» **Text excerpt**:
Gun violence, fear and a increasingly uncivil society

Columns

Last updated on May 18, 23

Posted on May 18, 23

4 min read

A funeral will be held today for OPP Sgt. Eric Mueller, murdered last week after responding to a call in Bourget, a town near Ottawa.

Two other officers were injured. Police subsequently arrested a 39-year-old Bourget man, Alain Bellefeuille, and charged him with first degree murder and two counts of attempted murder.

Such shootings aren’t exactly rare in this country, but we don’t typically equate Canada with the kind of gun violence that’s an everyday occurrence in the United States.

Canada has strict gun laws on the books. In the wake of last week’s shooting, the federal government is indicating more must be done. Restrictions may be appropriate, but the efficacy of such programs remains up in the air.

One thing we do know is that criminal gun violence is becoming more prevalent. Statistics Canada reports that criminal use of firearms increased by 81 per cent between 2009 and 2019. The use of firearms in violent crime rose 25 per cent between 2012 and 2021. One in three homicides involves guns.

As has consistently been the case, handguns were the type of firearm most commonly present in firearm-related violent crime in 2021. This was especially the case in urban areas, while rifles or shotguns were more commonly present in firearm-related violent crime in rural areas.

The numbers appear to back up an increasing fear of violence register by Canadians. Public Safety Canada reports that almost half of us feel gun violence is a threat to our communities.

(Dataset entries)
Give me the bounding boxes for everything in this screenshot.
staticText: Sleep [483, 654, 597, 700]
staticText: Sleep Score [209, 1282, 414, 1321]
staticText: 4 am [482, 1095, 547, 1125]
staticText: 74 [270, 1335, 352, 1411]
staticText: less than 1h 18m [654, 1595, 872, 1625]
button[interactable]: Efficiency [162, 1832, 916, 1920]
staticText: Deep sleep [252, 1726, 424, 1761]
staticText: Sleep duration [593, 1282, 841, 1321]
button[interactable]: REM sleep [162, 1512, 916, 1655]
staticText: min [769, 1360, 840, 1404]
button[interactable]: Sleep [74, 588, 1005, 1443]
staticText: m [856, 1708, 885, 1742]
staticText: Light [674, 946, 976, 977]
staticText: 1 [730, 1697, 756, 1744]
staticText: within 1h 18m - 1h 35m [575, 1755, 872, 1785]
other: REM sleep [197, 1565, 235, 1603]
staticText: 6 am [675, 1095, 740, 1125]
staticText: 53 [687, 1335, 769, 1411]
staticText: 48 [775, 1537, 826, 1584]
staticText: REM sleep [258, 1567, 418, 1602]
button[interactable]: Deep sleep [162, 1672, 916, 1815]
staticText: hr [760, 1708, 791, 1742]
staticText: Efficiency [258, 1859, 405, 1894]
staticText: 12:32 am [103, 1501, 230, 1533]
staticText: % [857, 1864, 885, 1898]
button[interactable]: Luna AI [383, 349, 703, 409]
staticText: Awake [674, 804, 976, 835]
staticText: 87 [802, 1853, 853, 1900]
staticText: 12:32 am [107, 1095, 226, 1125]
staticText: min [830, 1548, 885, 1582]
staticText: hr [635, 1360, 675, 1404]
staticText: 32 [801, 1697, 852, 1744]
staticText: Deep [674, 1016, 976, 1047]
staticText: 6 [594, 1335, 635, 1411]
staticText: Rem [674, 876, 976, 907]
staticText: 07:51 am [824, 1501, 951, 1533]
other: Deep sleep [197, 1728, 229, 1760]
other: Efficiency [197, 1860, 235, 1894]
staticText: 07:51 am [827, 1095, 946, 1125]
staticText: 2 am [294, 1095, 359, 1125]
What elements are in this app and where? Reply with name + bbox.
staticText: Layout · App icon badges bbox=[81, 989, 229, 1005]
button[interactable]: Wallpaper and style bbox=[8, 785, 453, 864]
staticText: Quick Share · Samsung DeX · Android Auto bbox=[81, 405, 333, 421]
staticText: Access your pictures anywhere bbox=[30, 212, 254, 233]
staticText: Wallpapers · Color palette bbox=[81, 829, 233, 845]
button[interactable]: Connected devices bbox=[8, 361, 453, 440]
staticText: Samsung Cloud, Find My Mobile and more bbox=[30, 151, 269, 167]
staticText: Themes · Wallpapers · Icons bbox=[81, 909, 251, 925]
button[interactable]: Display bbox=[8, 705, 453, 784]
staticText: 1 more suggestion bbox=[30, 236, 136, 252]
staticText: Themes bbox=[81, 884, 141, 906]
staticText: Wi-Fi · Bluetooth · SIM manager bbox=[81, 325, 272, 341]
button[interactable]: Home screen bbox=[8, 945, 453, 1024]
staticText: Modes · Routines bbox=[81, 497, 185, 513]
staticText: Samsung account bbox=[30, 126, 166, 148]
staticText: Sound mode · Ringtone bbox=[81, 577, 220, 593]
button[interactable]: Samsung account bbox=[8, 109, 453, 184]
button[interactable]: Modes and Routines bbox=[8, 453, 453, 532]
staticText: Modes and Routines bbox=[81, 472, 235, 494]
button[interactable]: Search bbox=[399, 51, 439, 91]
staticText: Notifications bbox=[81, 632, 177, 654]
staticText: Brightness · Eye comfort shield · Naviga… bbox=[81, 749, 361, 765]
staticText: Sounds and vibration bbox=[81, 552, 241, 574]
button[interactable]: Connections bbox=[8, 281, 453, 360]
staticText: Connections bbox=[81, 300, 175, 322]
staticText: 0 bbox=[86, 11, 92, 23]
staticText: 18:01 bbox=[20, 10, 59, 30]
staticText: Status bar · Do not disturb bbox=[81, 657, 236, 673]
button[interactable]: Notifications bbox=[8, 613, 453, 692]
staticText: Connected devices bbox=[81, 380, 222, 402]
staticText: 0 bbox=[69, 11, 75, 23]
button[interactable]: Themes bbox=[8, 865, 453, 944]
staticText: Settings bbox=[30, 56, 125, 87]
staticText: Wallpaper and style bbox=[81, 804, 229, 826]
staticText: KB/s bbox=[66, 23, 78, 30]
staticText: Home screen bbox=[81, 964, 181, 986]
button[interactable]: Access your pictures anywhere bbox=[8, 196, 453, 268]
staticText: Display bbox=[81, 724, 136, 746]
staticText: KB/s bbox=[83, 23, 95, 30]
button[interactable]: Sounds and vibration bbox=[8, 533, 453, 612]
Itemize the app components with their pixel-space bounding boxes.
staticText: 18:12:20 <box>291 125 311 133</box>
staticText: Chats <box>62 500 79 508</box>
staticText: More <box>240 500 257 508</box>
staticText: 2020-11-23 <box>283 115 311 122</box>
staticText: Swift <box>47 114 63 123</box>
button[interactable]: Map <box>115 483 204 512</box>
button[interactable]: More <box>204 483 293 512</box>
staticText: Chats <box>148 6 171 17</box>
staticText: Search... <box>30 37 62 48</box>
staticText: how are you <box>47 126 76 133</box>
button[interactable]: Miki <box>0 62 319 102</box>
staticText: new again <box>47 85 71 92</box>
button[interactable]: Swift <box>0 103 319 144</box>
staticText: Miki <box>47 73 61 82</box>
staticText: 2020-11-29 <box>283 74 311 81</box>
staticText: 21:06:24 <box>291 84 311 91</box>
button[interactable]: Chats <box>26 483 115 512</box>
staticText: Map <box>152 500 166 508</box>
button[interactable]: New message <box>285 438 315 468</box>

» **Prompt A**: According to the gun violence column, by how much did criminal use of firearms increase between 2009 and 2019?
» **Prompt B**: Can you give everything in the records from the start down to the line containing "staticText: less than" again, replacing "Sleep Score" with "Sleep Rating" and leaving all else unchanged?
The text and the records are unrelated to each other.

» **Full answer A**: By 81 per cent.

» **Full answer B**:
Give me the bounding boxes for everything in this screenshot.
staticText: Sleep [483, 654, 597, 700]
staticText: Sleep Rating [209, 1282, 414, 1321]
staticText: 4 am [482, 1095, 547, 1125]
staticText: 74 [270, 1335, 352, 1411]
staticText: less than 1h 18m [654, 1595, 872, 1625]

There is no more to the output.